▶ The exercise: Return the lines where the word "Assessment" occurs.

▶ The records:
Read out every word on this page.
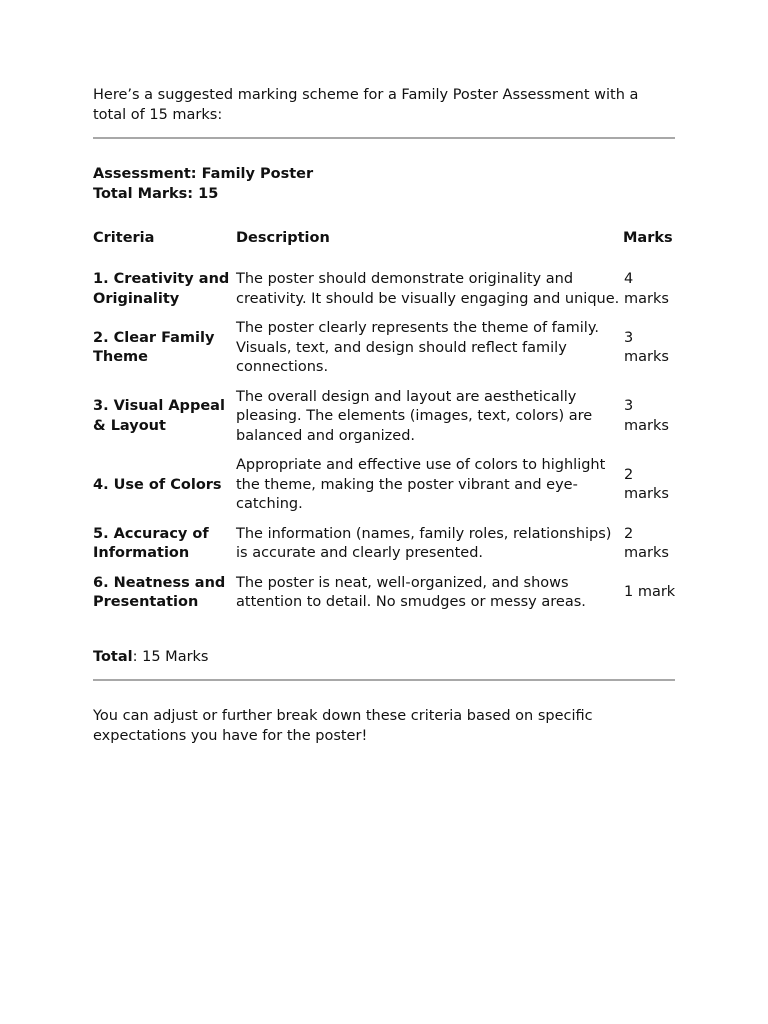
Here’s a suggested marking scheme for a Family Poster Assessment with a total of 15 marks:

Assessment: Family Poster
Total Marks: 15
Criteria	Description	Marks
1. Creativity and Originality	The poster should demonstrate originality and creativity. It should be visually engaging and unique.	4 marks
2. Clear Family Theme	The poster clearly represents the theme of family. Visuals, text, and design should reflect family connections.	3 marks
3. Visual Appeal & Layout	The overall design and layout are aesthetically pleasing. The elements (images, text, colors) are balanced and organized.	3 marks
4. Use of Colors	Appropriate and effective use of colors to highlight the theme, making the poster vibrant and eye-catching.	2 marks
5. Accuracy of Information	The information (names, family roles, relationships) is accurate and clearly presented.	2 marks
6. Neatness and Presentation	The poster is neat, well-organized, and shows attention to detail. No smudges or messy areas.	1 mark
Total: 15 Marks

You can adjust or further break down these criteria based on specific expectations you have for the poster!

▶ The completed task:
Here’s a suggested marking scheme for a Family Poster Assessment with a total of 15 marks:
Assessment: Family Poster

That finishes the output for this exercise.